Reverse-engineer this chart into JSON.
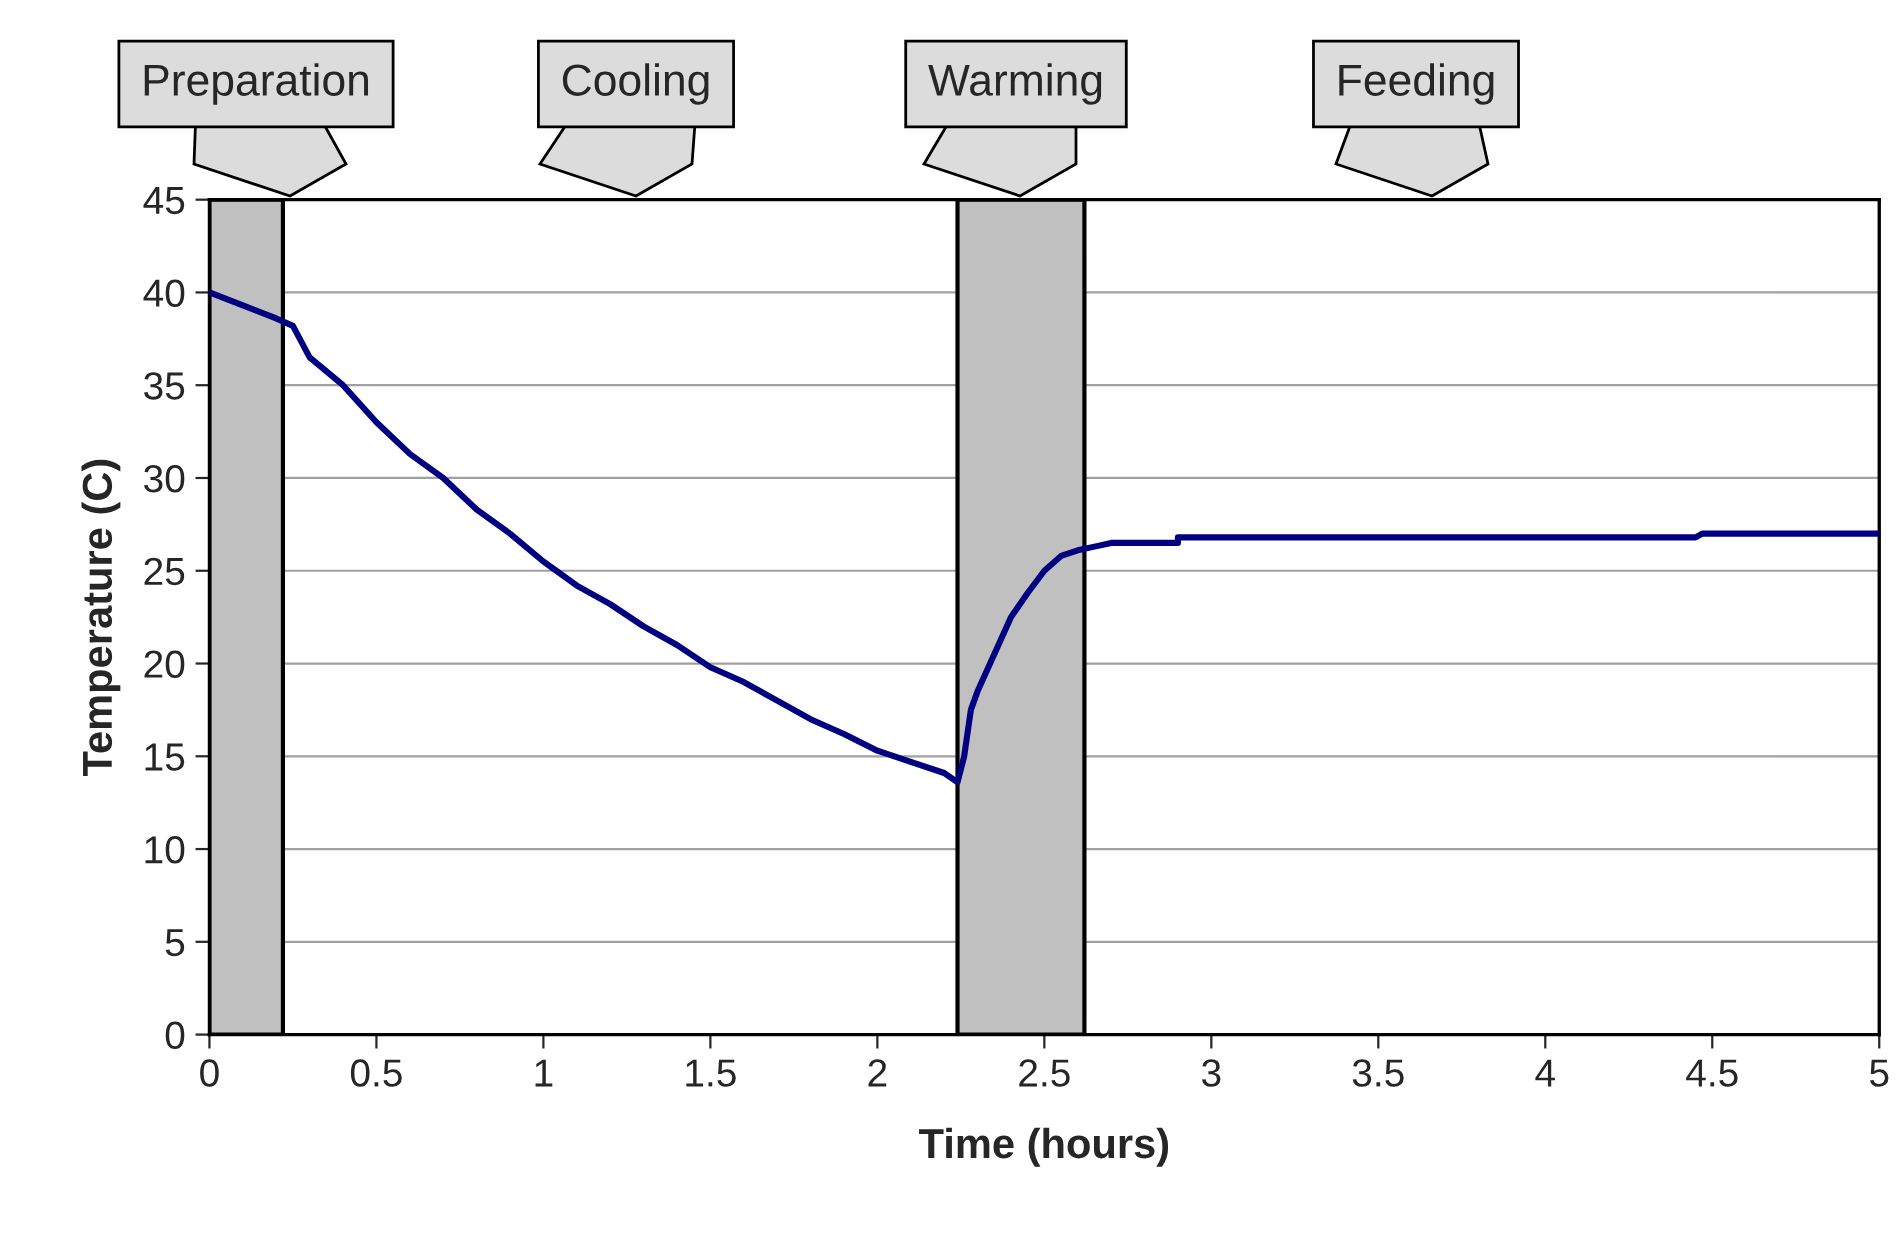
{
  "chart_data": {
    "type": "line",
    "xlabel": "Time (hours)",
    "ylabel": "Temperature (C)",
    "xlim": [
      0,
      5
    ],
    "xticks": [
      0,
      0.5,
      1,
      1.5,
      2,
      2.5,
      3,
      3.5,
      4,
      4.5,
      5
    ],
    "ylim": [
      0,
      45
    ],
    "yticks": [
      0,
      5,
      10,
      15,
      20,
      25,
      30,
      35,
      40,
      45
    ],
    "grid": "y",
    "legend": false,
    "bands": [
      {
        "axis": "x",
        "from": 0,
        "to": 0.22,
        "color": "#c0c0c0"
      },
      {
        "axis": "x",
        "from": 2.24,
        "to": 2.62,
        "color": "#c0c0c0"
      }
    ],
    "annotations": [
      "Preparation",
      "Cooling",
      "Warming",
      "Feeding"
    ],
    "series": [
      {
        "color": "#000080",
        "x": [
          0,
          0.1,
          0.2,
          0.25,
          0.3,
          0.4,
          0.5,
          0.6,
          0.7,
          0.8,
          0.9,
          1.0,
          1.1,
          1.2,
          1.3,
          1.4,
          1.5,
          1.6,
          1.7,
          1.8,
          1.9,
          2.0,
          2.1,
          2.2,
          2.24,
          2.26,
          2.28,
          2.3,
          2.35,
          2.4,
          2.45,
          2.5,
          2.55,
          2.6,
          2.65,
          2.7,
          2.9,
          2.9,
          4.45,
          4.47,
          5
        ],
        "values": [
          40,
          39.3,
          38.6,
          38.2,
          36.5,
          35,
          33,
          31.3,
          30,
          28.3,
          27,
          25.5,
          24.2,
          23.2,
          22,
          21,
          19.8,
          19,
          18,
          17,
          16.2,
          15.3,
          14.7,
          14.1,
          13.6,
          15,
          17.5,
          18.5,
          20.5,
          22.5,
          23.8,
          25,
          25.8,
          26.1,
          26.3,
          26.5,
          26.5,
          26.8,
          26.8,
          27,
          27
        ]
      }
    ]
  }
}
###
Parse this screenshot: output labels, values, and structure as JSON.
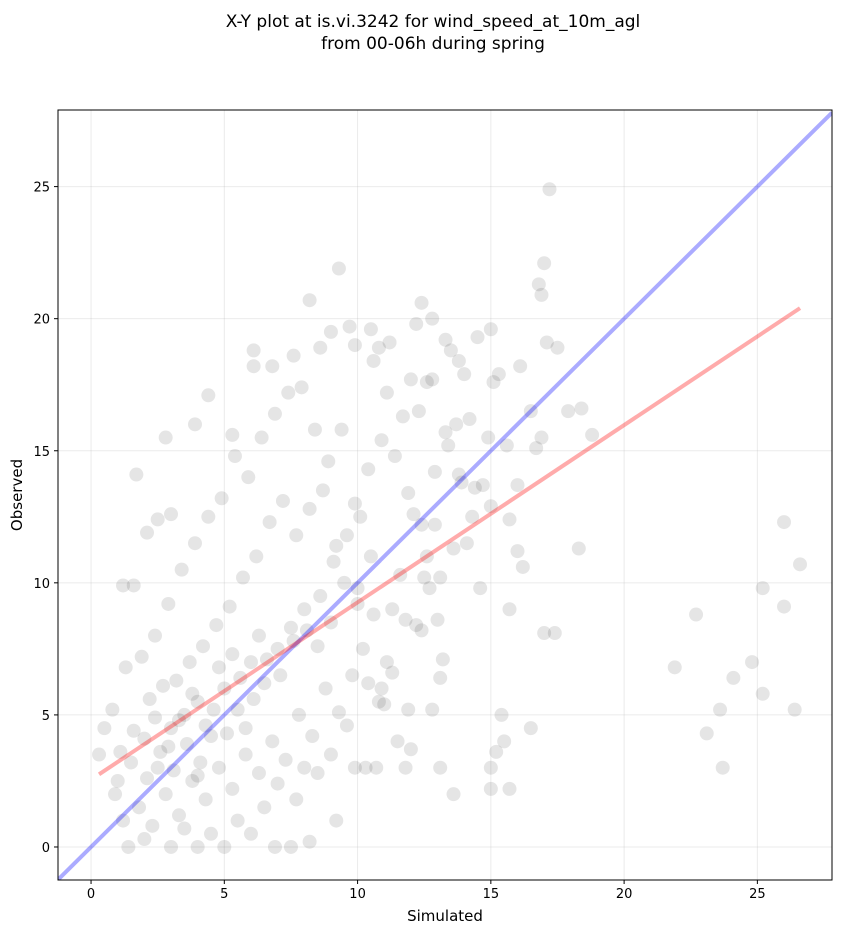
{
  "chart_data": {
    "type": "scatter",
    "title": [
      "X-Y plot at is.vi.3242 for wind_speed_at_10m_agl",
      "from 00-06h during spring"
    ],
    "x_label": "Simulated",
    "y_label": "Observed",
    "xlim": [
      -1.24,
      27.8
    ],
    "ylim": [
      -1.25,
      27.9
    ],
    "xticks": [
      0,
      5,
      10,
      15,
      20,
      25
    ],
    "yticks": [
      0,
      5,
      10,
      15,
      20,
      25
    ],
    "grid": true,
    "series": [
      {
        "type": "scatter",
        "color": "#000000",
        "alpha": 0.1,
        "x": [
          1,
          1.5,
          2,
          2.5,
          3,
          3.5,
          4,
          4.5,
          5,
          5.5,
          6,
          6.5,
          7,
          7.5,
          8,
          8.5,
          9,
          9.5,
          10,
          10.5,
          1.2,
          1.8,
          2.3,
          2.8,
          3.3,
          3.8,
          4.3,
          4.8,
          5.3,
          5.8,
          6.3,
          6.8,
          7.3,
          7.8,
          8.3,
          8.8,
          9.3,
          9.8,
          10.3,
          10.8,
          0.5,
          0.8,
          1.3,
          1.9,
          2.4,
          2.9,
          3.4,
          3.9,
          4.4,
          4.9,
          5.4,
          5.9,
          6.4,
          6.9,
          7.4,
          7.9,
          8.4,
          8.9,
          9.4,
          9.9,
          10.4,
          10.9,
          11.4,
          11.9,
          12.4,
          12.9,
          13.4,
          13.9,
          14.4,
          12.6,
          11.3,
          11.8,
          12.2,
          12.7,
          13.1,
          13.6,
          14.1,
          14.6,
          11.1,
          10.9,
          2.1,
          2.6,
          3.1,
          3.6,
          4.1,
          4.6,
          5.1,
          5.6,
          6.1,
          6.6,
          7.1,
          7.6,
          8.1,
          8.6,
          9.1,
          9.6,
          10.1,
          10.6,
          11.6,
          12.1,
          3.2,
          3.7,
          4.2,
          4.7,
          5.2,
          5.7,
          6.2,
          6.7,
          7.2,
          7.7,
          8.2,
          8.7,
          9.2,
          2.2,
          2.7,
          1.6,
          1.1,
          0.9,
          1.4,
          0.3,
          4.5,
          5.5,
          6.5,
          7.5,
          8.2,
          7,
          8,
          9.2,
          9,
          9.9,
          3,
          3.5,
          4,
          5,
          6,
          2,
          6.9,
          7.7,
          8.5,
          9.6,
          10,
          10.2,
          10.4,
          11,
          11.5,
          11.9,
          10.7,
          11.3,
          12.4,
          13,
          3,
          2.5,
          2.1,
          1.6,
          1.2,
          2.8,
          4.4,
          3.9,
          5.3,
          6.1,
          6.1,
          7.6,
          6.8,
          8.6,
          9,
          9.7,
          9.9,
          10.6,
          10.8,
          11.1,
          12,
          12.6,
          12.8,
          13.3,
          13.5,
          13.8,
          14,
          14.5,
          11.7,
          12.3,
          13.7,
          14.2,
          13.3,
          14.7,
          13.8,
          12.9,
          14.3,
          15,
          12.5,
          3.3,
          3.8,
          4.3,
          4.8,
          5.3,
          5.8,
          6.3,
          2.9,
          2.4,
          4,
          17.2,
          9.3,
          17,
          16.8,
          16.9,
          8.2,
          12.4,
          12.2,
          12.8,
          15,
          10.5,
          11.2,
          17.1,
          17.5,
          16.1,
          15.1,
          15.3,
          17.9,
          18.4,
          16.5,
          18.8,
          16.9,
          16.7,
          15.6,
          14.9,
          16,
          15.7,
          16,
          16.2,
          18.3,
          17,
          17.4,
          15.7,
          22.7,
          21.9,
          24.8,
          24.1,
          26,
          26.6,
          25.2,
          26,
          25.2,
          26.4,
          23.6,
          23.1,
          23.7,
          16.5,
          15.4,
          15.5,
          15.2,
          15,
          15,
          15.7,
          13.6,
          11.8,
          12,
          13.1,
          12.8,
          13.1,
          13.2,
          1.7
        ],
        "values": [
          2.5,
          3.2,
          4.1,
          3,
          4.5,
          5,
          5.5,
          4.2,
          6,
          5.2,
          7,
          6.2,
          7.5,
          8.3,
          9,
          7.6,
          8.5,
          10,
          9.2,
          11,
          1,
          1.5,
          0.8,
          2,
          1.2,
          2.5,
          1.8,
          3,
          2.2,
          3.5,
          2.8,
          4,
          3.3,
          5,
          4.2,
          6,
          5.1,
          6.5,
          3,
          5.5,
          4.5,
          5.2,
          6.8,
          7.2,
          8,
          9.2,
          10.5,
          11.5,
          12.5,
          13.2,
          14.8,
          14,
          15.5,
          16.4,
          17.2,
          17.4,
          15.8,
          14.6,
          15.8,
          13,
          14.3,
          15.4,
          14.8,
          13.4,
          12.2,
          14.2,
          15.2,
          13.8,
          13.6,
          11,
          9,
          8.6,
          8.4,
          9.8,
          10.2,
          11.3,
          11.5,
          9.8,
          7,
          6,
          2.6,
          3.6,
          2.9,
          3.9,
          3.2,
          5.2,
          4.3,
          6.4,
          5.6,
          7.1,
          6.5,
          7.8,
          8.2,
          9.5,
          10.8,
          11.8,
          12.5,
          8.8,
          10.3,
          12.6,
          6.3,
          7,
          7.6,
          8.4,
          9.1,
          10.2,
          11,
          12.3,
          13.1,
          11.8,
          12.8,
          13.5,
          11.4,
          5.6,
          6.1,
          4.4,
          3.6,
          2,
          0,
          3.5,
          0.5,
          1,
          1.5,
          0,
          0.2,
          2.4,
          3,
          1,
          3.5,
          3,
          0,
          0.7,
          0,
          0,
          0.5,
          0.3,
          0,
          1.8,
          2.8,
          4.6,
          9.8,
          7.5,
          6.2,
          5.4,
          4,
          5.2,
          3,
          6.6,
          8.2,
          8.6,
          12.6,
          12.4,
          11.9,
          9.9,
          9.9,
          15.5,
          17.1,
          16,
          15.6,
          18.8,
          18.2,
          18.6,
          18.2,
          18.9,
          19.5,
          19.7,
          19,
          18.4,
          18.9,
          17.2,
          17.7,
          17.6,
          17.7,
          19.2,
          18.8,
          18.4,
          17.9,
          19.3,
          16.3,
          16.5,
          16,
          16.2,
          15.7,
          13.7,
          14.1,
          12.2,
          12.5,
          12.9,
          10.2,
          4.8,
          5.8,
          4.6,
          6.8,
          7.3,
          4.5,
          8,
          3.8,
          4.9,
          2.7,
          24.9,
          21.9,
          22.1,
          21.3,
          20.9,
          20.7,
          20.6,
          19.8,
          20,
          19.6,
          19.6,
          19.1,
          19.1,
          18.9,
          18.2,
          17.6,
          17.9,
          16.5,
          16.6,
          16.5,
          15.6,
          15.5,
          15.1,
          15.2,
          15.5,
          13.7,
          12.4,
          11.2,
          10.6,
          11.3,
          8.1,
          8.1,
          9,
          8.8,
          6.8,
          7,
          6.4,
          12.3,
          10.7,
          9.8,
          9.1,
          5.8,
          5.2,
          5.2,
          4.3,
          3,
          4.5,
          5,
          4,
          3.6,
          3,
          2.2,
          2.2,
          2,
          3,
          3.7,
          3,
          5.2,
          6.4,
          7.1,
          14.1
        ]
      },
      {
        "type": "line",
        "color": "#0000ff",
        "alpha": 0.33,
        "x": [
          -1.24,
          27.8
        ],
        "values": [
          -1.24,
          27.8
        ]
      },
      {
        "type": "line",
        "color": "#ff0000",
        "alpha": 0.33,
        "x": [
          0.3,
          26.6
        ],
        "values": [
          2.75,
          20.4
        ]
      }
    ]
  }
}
###
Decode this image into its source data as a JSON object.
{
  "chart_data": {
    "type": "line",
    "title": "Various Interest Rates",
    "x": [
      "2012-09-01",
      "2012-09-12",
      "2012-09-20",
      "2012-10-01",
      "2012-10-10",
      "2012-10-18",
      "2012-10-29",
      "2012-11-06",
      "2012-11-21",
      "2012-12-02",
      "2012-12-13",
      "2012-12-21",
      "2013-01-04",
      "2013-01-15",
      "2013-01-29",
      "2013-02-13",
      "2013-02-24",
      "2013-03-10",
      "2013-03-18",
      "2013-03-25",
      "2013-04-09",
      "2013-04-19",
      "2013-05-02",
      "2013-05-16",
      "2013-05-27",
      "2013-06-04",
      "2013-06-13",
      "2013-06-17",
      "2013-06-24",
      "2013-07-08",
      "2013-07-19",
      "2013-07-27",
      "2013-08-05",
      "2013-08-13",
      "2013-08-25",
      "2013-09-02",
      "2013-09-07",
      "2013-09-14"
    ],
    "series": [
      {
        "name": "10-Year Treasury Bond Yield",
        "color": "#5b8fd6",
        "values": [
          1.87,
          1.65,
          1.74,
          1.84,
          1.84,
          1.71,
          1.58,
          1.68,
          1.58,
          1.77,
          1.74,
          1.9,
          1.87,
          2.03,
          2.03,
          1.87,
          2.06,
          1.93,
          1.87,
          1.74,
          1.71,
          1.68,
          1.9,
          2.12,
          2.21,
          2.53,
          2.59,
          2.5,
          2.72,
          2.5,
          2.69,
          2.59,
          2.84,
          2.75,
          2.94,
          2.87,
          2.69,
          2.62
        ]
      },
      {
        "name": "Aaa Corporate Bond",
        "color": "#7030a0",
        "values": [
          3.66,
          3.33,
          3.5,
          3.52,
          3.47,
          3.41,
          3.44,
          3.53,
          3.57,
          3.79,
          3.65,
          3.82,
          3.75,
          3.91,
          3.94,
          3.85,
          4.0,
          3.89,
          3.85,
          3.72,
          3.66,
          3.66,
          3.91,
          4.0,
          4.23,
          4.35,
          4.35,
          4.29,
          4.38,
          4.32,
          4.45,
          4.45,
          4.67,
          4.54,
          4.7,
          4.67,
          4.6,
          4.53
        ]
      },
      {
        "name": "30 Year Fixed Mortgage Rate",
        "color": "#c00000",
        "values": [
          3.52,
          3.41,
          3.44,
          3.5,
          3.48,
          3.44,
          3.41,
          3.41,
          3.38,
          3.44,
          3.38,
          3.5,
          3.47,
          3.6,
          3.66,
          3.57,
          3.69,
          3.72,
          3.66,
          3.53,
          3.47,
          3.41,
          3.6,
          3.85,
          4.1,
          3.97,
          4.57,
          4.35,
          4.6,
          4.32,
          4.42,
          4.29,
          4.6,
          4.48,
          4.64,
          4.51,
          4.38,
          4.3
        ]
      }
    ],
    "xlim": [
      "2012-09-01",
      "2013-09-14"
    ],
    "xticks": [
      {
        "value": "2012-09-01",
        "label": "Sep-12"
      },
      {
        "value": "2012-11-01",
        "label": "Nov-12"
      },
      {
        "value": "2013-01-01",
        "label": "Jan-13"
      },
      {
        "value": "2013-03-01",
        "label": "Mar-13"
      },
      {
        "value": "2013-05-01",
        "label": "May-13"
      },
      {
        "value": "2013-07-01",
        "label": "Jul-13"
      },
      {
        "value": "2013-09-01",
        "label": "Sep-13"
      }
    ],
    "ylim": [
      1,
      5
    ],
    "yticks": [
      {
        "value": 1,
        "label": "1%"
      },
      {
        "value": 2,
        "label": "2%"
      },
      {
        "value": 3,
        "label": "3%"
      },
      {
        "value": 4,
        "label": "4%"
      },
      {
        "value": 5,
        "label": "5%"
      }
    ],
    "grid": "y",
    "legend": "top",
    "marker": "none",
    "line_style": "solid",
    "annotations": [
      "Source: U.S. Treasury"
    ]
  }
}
###
### WHAT TO PRODUCE
From the entries, copy out each line containing the word "name".

### EXERCISE RESPONSE
        "name": "10-Year Treasury Bond Yield",
        "name": "Aaa Corporate Bond",
        "name": "30 Year Fixed Mortgage Rate",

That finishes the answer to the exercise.